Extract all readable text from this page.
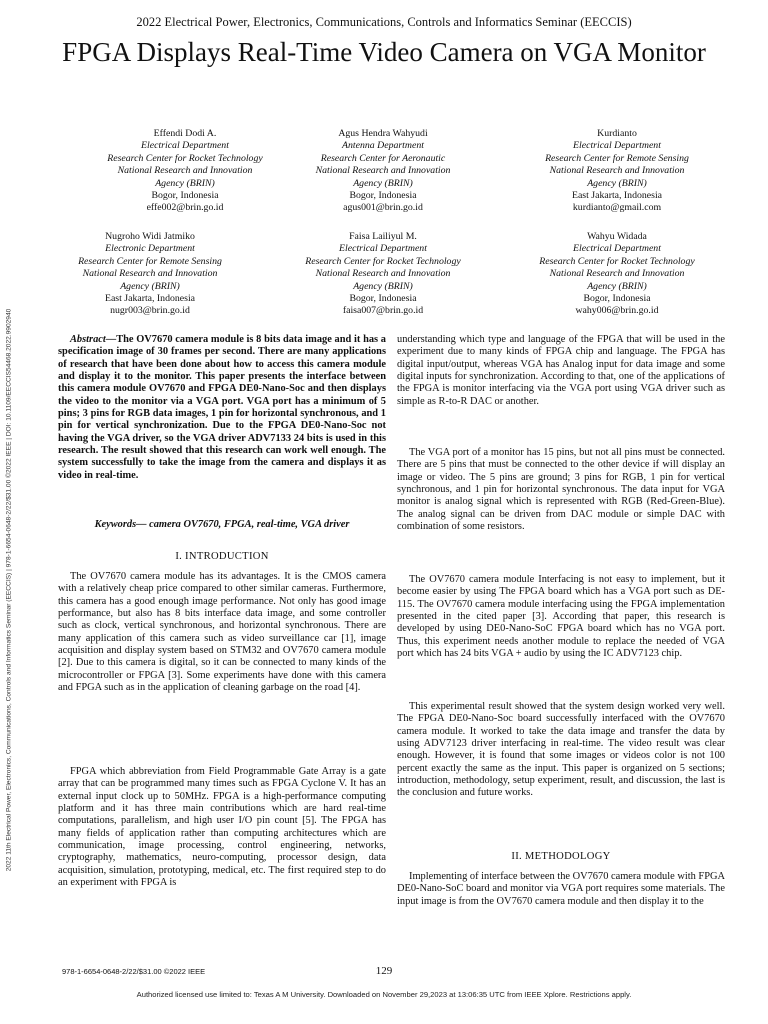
2022 Electrical Power, Electronics, Communications, Controls and Informatics Seminar (EECCIS)
FPGA Displays Real-Time Video Camera on VGA Monitor
2022 11th Electrical Power, Electronics, Communications, Controls and Informatics Seminar (EECCIS) | 978-1-6654-0648-2/22/$31.00 ©2022 IEEE | DOI: 10.1109/EECCIS54468.2022.9902940
Effendi Dodi A.
Electrical Department
Research Center for Rocket Technology
National Research and Innovation
Agency (BRIN)
Bogor, Indonesia
effe002@brin.go.id
Agus Hendra Wahyudi
Antenna Department
Research Center for Aeronautic
National Research and Innovation
Agency (BRIN)
Bogor, Indonesia
agus001@brin.go.id
Kurdianto
Electrical Department
Research Center for Remote Sensing
National Research and Innovation
Agency (BRIN)
East Jakarta, Indonesia
kurdianto@gmail.com
Nugroho Widi Jatmiko
Electronic Department
Research Center for Remote Sensing
National Research and Innovation
Agency (BRIN)
East Jakarta, Indonesia
nugr003@brin.go.id
Faisa Lailiyul M.
Electrical Department
Research Center for Rocket Technology
National Research and Innovation
Agency (BRIN)
Bogor, Indonesia
faisa007@brin.go.id
Wahyu Widada
Electrical Department
Research Center for Rocket Technology
National Research and Innovation
Agency (BRIN)
Bogor, Indonesia
wahy006@brin.go.id

Abstract—The OV7670 camera module is 8 bits data image and it has a specification image of 30 frames per second. There are many applications of research that have been done about how to access this camera module and display it to the monitor. This paper presents the interface between this camera module OV7670 and FPGA DE0-Nano-Soc and then displays the video to the monitor via a VGA port. VGA port has a minimum of 5 pins; 3 pins for RGB data images, 1 pin for horizontal synchronous, and 1 pin for vertical synchronization. Due to the FPGA DE0-Nano-Soc not having the VGA driver, so the VGA driver ADV7133 24 bits is used in this research. The result showed that this research can work well enough. The system successfully to take the image from the camera and displays it as video in real-time.

Keywords— camera OV7670, FPGA, real-time, VGA driver

I. INTRODUCTION

The OV7670 camera module has its advantages. It is the CMOS camera with a relatively cheap price compared to other similar cameras. Furthermore, this camera has a good enough image performance. Not only has good image performance, but also has 8 bits interface data image, and some controller such as clock, vertical synchronous, and horizontal synchronous. There are many application of this camera such as video surveillance car [1], image acquisition and display system based on STM32 and OV7670 camera module [2]. Due to this camera is digital, so it can be connected to many kinds of the microcontroller or FPGA [3]. Some experiments have done with this camera and FPGA such as in the application of cleaning garbage on the road [4].

FPGA which abbreviation from Field Programmable Gate Array is a gate array that can be programmed many times such as FPGA Cyclone V. It has an external input clock up to 50MHz. FPGA is a high-performance computing platform and it has three main contributions which are hard real-time computations, parallelism, and high user I/O pin count [5]. The FPGA has many fields of application rather than computing architectures which are communication, image processing, control engineering, networks, cryptography, mathematics, neuro-computing, processor design, data acquisition, simulation, prototyping, medical, etc. The first required step to do an experiment with FPGA is

understanding which type and language of the FPGA that will be used in the experiment due to many kinds of FPGA chip and language. The FPGA has digital input/output, whereas VGA has Analog input for data image and some digital inputs for synchronization. According to that, one of the applications of the FPGA is monitor interfacing via the VGA port using VGA driver such as simple as R-to-R DAC or another.

The VGA port of a monitor has 15 pins, but not all pins must be connected. There are 5 pins that must be connected to the other device if will display an image or video. The 5 pins are ground; 3 pins for RGB, 1 pin for vertical synchronous, and 1 pin for horizontal synchronous. The data input for VGA monitor is analog signal which is represented with RGB (Red-Green-Blue). The analog signal can be driven from DAC module or simple DAC with combination of some resistors.

The OV7670 camera module Interfacing is not easy to implement, but it become easier by using The FPGA board which has a VGA port such as DE-115. The OV7670 camera module interfacing using the FPGA implementation presented in the cited paper [3]. According that paper, this research is developed by using DE0-Nano-SoC FPGA board which has no VGA port. Thus, this experiment needs another module to replace the needed of VGA port which has 24 bits VGA + audio by using the IC ADV7123 chip.

This experimental result showed that the system design worked very well. The FPGA DE0-Nano-Soc board successfully interfaced with the OV7670 camera module. It worked to take the data image and transfer the data by using ADV7123 driver interfacing in real-time. The video result was clear enough. However, it is found that some images or videos color is not 100 percent exactly the same as the input. This paper is organized on 5 sections; introduction, methodology, setup experiment, result, and discussion, the last is the conclusion and future works.

II. METHODOLOGY

Implementing of interface between the OV7670 camera module with FPGA DE0-Nano-SoC board and monitor via VGA port requires some materials. The input image is from the OV7670 camera module and then display it to the

978-1-6654-0648-2/22/$31.00 ©2022 IEEE	129
Authorized licensed use limited to: Texas A M University. Downloaded on November 29,2023 at 13:06:35 UTC from IEEE Xplore. Restrictions apply.
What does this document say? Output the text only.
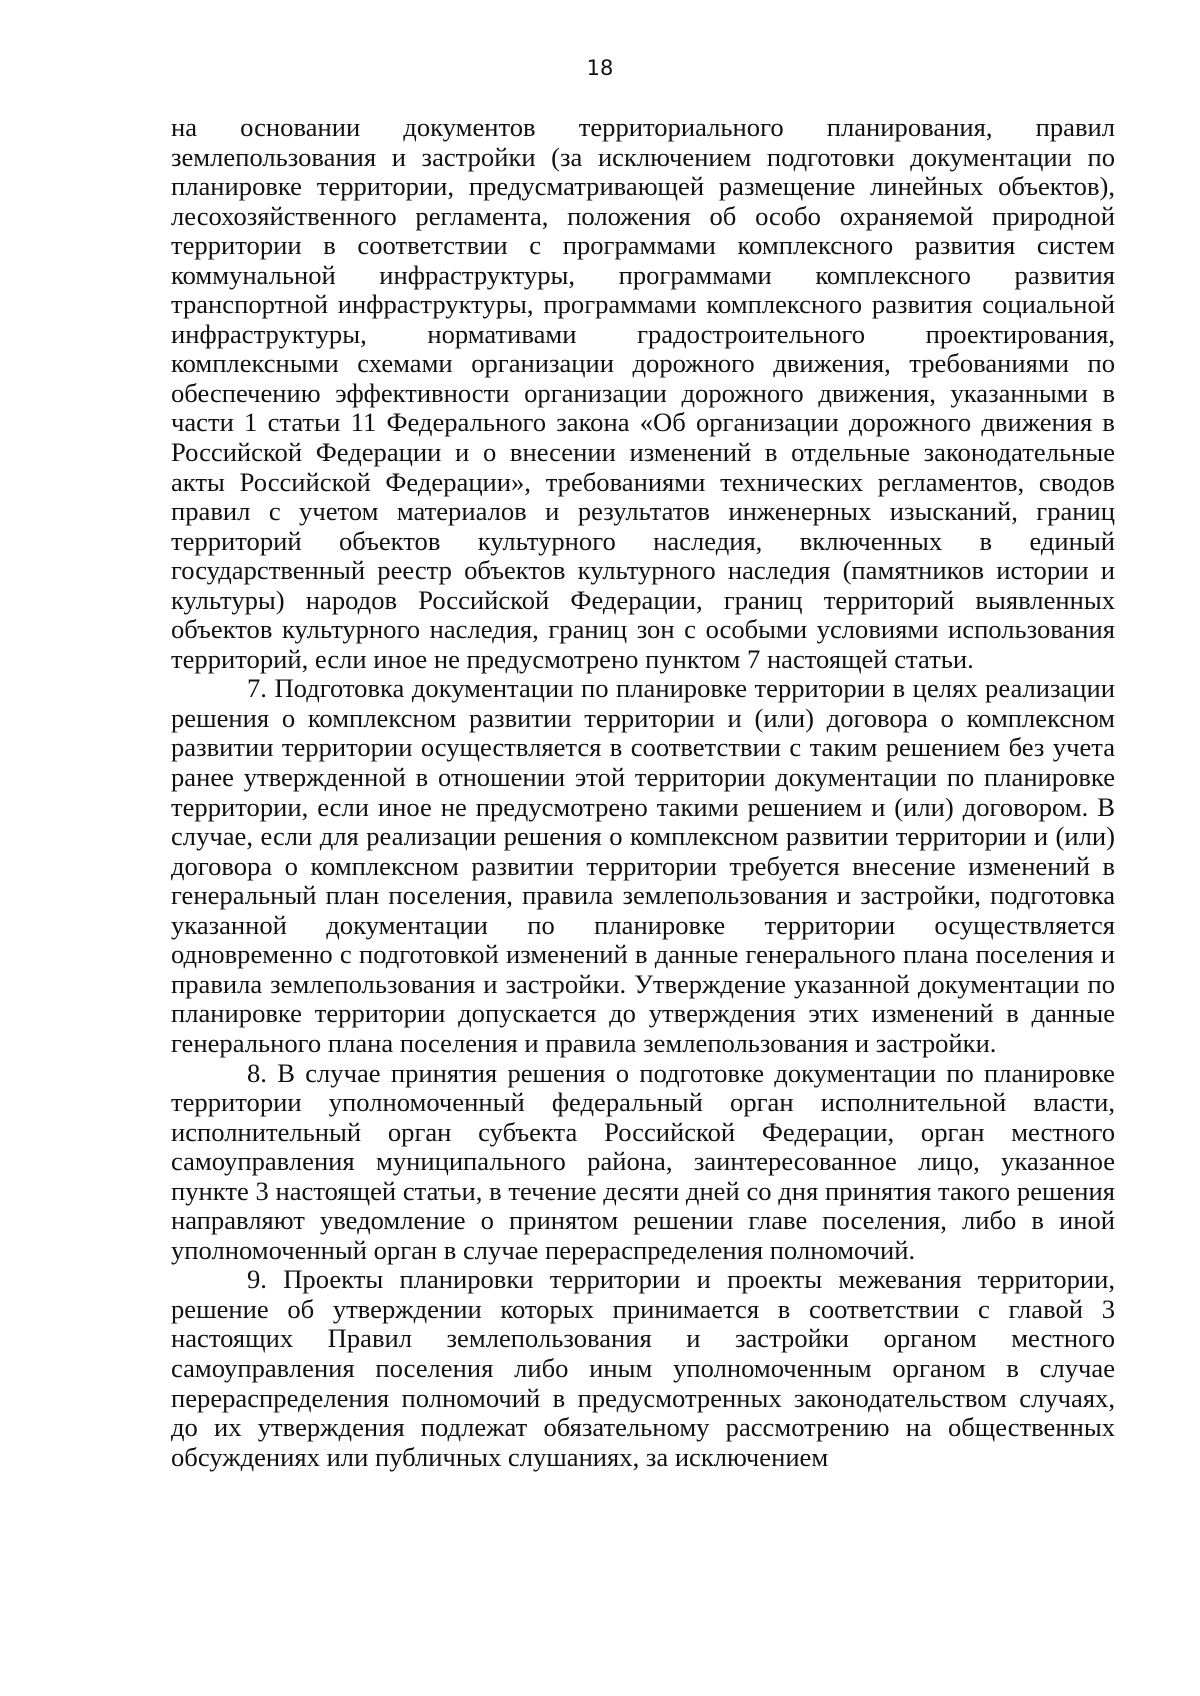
18

на основании документов территориального планирования, правил землепользования и застройки (за исключением подготовки документации по планировке территории, предусматривающей размещение линейных объектов), лесохозяйственного регламента, положения об особо охраняемой природной территории в соответствии с программами комплексного развития систем коммунальной инфраструктуры, программами комплексного развития транспортной инфраструктуры, программами комплексного развития социальной инфраструктуры, нормативами градостроительного проектирования, комплексными схемами организации дорожного движения, требованиями по обеспечению эффективности организации дорожного движения, указанными в части 1 статьи 11 Федерального закона «Об организации дорожного движения в Российской Федерации и о внесении изменений в отдельные законодательные акты Российской Федерации», требованиями технических регламентов, сводов правил с учетом материалов и результатов инженерных изысканий, границ территорий объектов культурного наследия, включенных в единый государственный реестр объектов культурного наследия (памятников истории и культуры) народов Российской Федерации, границ территорий выявленных объектов культурного наследия, границ зон с особыми условиями использования территорий, если иное не предусмотрено пунктом 7 настоящей статьи.

7. Подготовка документации по планировке территории в целях реализации решения о комплексном развитии территории и (или) договора о комплексном развитии территории осуществляется в соответствии с таким решением без учета ранее утвержденной в отношении этой территории документации по планировке территории, если иное не предусмотрено такими решением и (или) договором. В случае, если для реализации решения о комплексном развитии территории и (или) договора о комплексном развитии территории требуется внесение изменений в генеральный план поселения, правила землепользования и застройки, подготовка указанной документации по планировке территории осуществляется одновременно с подготовкой изменений в данные генерального плана поселения и правила землепользования и застройки. Утверждение указанной документации по планировке территории допускается до утверждения этих изменений в данные генерального плана поселения и правила землепользования и застройки.

8. В случае принятия решения о подготовке документации по планировке территории уполномоченный федеральный орган исполнительной власти, исполнительный орган субъекта Российской Федерации, орган местного самоуправления муниципального района, заинтересованное лицо, указанное пункте 3 настоящей статьи, в течение десяти дней со дня принятия такого решения направляют уведомление о принятом решении главе поселения, либо в иной уполномоченный орган в случае перераспределения полномочий.

9. Проекты планировки территории и проекты межевания территории, решение об утверждении которых принимается в соответствии с главой 3 настоящих Правил землепользования и застройки органом местного самоуправления поселения либо иным уполномоченным органом в случае перераспределения полномочий в предусмотренных законодательством случаях, до их утверждения подлежат обязательному рассмотрению на общественных обсуждениях или публичных слушаниях, за исключением
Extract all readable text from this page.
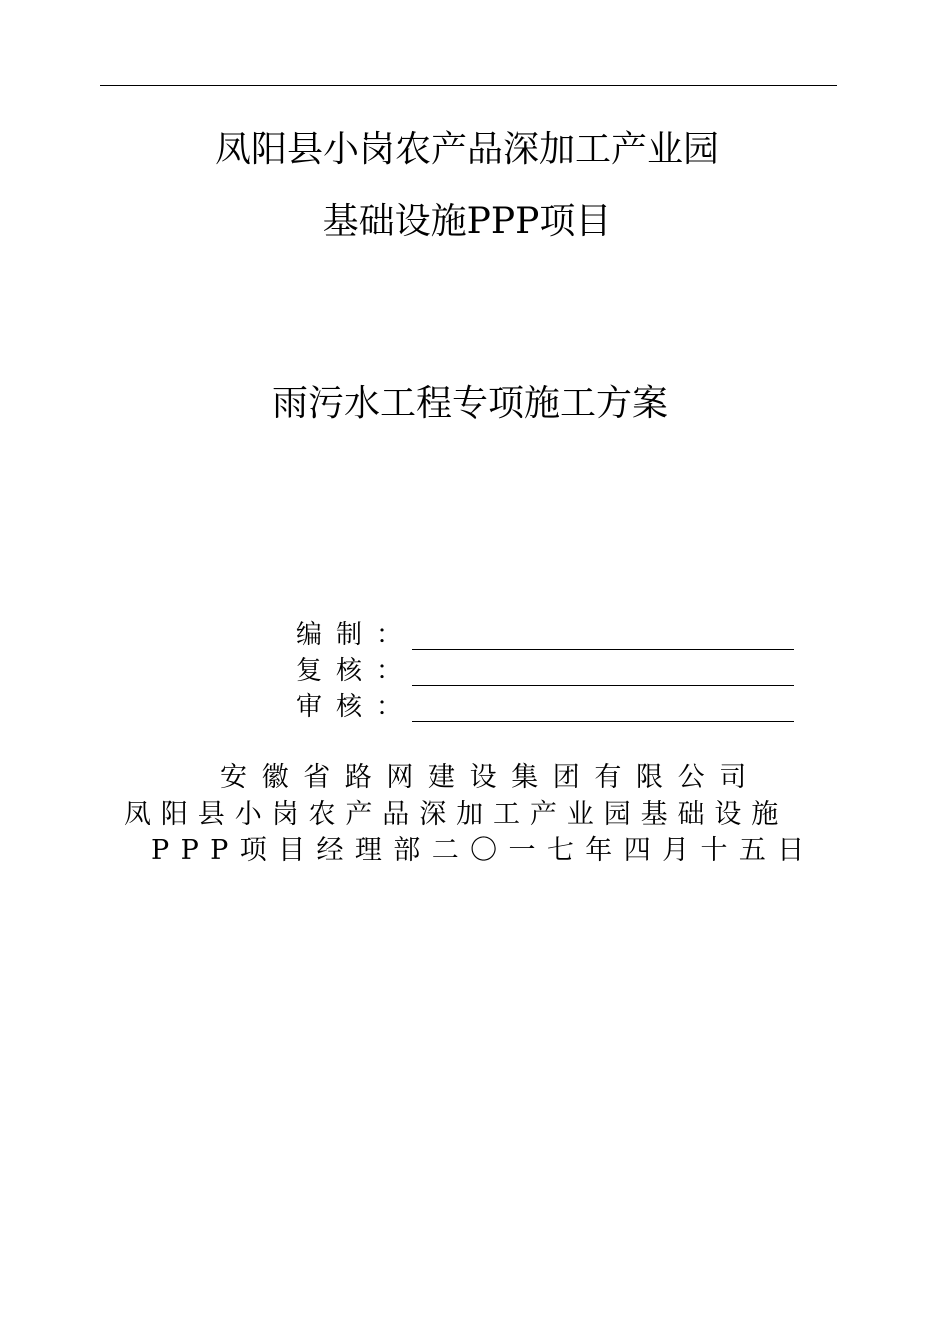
凤阳县小岗农产品深加工产业园
基础设施PPP项目
雨污水工程专项施工方案
编制：
复核：
审核：
安徽省路网建设集团有限公司
凤阳县小岗农产品深加工产业园基础设施
PPP项目经理部二〇一七年四月十五日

◇ ◇ ◇ ◇ ◇ ◇ ◇

Without including any picture, retype the entries exactly.

Extract all readable text from this page.
2022 Electrical Power, Electronics, Communications, Controls and Informatics Seminar (EECCIS)
FPGA Displays Real-Time Video Camera on VGA Monitor
2022 11th Electrical Power, Electronics, Communications, Controls and Informatics Seminar (EECCIS) | 978-1-6654-0648-2/22/$31.00 ©2022 IEEE | DOI: 10.1109/EECCIS54468.2022.9902940
Effendi Dodi A.
Electrical Department
Research Center for Rocket Technology
National Research and Innovation
Agency (BRIN)
Bogor, Indonesia
effe002@brin.go.id
Agus Hendra Wahyudi
Antenna Department
Research Center for Aeronautic
National Research and Innovation
Agency (BRIN)
Bogor, Indonesia
agus001@brin.go.id
Kurdianto
Electrical Department
Research Center for Remote Sensing
National Research and Innovation
Agency (BRIN)
East Jakarta, Indonesia
kurdianto@gmail.com
Nugroho Widi Jatmiko
Electronic Department
Research Center for Remote Sensing
National Research and Innovation
Agency (BRIN)
East Jakarta, Indonesia
nugr003@brin.go.id
Faisa Lailiyul M.
Electrical Department
Research Center for Rocket Technology
National Research and Innovation
Agency (BRIN)
Bogor, Indonesia
faisa007@brin.go.id
Wahyu Widada
Electrical Department
Research Center for Rocket Technology
National Research and Innovation
Agency (BRIN)
Bogor, Indonesia
wahy006@brin.go.id

Abstract—The OV7670 camera module is 8 bits data image and it has a specification image of 30 frames per second. There are many applications of research that have been done about how to access this camera module and display it to the monitor. This paper presents the interface between this camera module OV7670 and FPGA DE0-Nano-Soc and then displays the video to the monitor via a VGA port. VGA port has a minimum of 5 pins; 3 pins for RGB data images, 1 pin for horizontal synchronous, and 1 pin for vertical synchronization. Due to the FPGA DE0-Nano-Soc not having the VGA driver, so the VGA driver ADV7133 24 bits is used in this research. The result showed that this research can work well enough. The system successfully to take the image from the camera and displays it as video in real-time.

Keywords— camera OV7670, FPGA, real-time, VGA driver

I. INTRODUCTION

The OV7670 camera module has its advantages. It is the CMOS camera with a relatively cheap price compared to other similar cameras. Furthermore, this camera has a good enough image performance. Not only has good image performance, but also has 8 bits interface data image, and some controller such as clock, vertical synchronous, and horizontal synchronous. There are many application of this camera such as video surveillance car [1], image acquisition and display system based on STM32 and OV7670 camera module [2]. Due to this camera is digital, so it can be connected to many kinds of the microcontroller or FPGA [3]. Some experiments have done with this camera and FPGA such as in the application of cleaning garbage on the road [4].

FPGA which abbreviation from Field Programmable Gate Array is a gate array that can be programmed many times such as FPGA Cyclone V. It has an external input clock up to 50MHz. FPGA is a high-performance computing platform and it has three main contributions which are hard real-time computations, parallelism, and high user I/O pin count [5]. The FPGA has many fields of application rather than computing architectures which are communication, image processing, control engineering, networks, cryptography, mathematics, neuro-computing, processor design, data acquisition, simulation, prototyping, medical, etc. The first required step to do an experiment with FPGA is

understanding which type and language of the FPGA that will be used in the experiment due to many kinds of FPGA chip and language. The FPGA has digital input/output, whereas VGA has Analog input for data image and some digital inputs for synchronization. According to that, one of the applications of the FPGA is monitor interfacing via the VGA port using VGA driver such as simple as R-to-R DAC or another.

The VGA port of a monitor has 15 pins, but not all pins must be connected. There are 5 pins that must be connected to the other device if will display an image or video. The 5 pins are ground; 3 pins for RGB, 1 pin for vertical synchronous, and 1 pin for horizontal synchronous. The data input for VGA monitor is analog signal which is represented with RGB (Red-Green-Blue). The analog signal can be driven from DAC module or simple DAC with combination of some resistors.

The OV7670 camera module Interfacing is not easy to implement, but it become easier by using The FPGA board which has a VGA port such as DE-115. The OV7670 camera module interfacing using the FPGA implementation presented in the cited paper [3]. According that paper, this research is developed by using DE0-Nano-SoC FPGA board which has no VGA port. Thus, this experiment needs another module to replace the needed of VGA port which has 24 bits VGA + audio by using the IC ADV7123 chip.

This experimental result showed that the system design worked very well. The FPGA DE0-Nano-Soc board successfully interfaced with the OV7670 camera module. It worked to take the data image and transfer the data by using ADV7123 driver interfacing in real-time. The video result was clear enough. However, it is found that some images or videos color is not 100 percent exactly the same as the input. This paper is organized on 5 sections; introduction, methodology, setup experiment, result, and discussion, the last is the conclusion and future works.

II. METHODOLOGY

Implementing of interface between the OV7670 camera module with FPGA DE0-Nano-SoC board and monitor via VGA port requires some materials. The input image is from the OV7670 camera module and then display it to the

978-1-6654-0648-2/22/$31.00 ©2022 IEEE	129
Authorized licensed use limited to: Texas A M University. Downloaded on November 29,2023 at 13:06:35 UTC from IEEE Xplore. Restrictions apply.
What does this document say? Output the text only.
18

на основании документов территориального планирования, правил землепользования и застройки (за исключением подготовки документации по планировке территории, предусматривающей размещение линейных объектов), лесохозяйственного регламента, положения об особо охраняемой природной территории в соответствии с программами комплексного развития систем коммунальной инфраструктуры, программами комплексного развития транспортной инфраструктуры, программами комплексного развития социальной инфраструктуры, нормативами градостроительного проектирования, комплексными схемами организации дорожного движения, требованиями по обеспечению эффективности организации дорожного движения, указанными в части 1 статьи 11 Федерального закона «Об организации дорожного движения в Российской Федерации и о внесении изменений в отдельные законодательные акты Российской Федерации», требованиями технических регламентов, сводов правил с учетом материалов и результатов инженерных изысканий, границ территорий объектов культурного наследия, включенных в единый государственный реестр объектов культурного наследия (памятников истории и культуры) народов Российской Федерации, границ территорий выявленных объектов культурного наследия, границ зон с особыми условиями использования территорий, если иное не предусмотрено пунктом 7 настоящей статьи.

7. Подготовка документации по планировке территории в целях реализации решения о комплексном развитии территории и (или) договора о комплексном развитии территории осуществляется в соответствии с таким решением без учета ранее утвержденной в отношении этой территории документации по планировке территории, если иное не предусмотрено такими решением и (или) договором. В случае, если для реализации решения о комплексном развитии территории и (или) договора о комплексном развитии территории требуется внесение изменений в генеральный план поселения, правила землепользования и застройки, подготовка указанной документации по планировке территории осуществляется одновременно с подготовкой изменений в данные генерального плана поселения и правила землепользования и застройки. Утверждение указанной документации по планировке территории допускается до утверждения этих изменений в данные генерального плана поселения и правила землепользования и застройки.

8. В случае принятия решения о подготовке документации по планировке территории уполномоченный федеральный орган исполнительной власти, исполнительный орган субъекта Российской Федерации, орган местного самоуправления муниципального района, заинтересованное лицо, указанное пункте 3 настоящей статьи, в течение десяти дней со дня принятия такого решения направляют уведомление о принятом решении главе поселения, либо в иной уполномоченный орган в случае перераспределения полномочий.

9. Проекты планировки территории и проекты межевания территории, решение об утверждении которых принимается в соответствии с главой 3 настоящих Правил землепользования и застройки органом местного самоуправления поселения либо иным уполномоченным органом в случае перераспределения полномочий в предусмотренных законодательством случаях, до их утверждения подлежат обязательному рассмотрению на общественных обсуждениях или публичных слушаниях, за исключением
Extract all readable text from this page.
凤阳县小岗农产品深加工产业园
基础设施PPP项目
雨污水工程专项施工方案
编制：
复核：
审核：
安徽省路网建设集团有限公司
凤阳县小岗农产品深加工产业园基础设施
PPP项目经理部二〇一七年四月十五日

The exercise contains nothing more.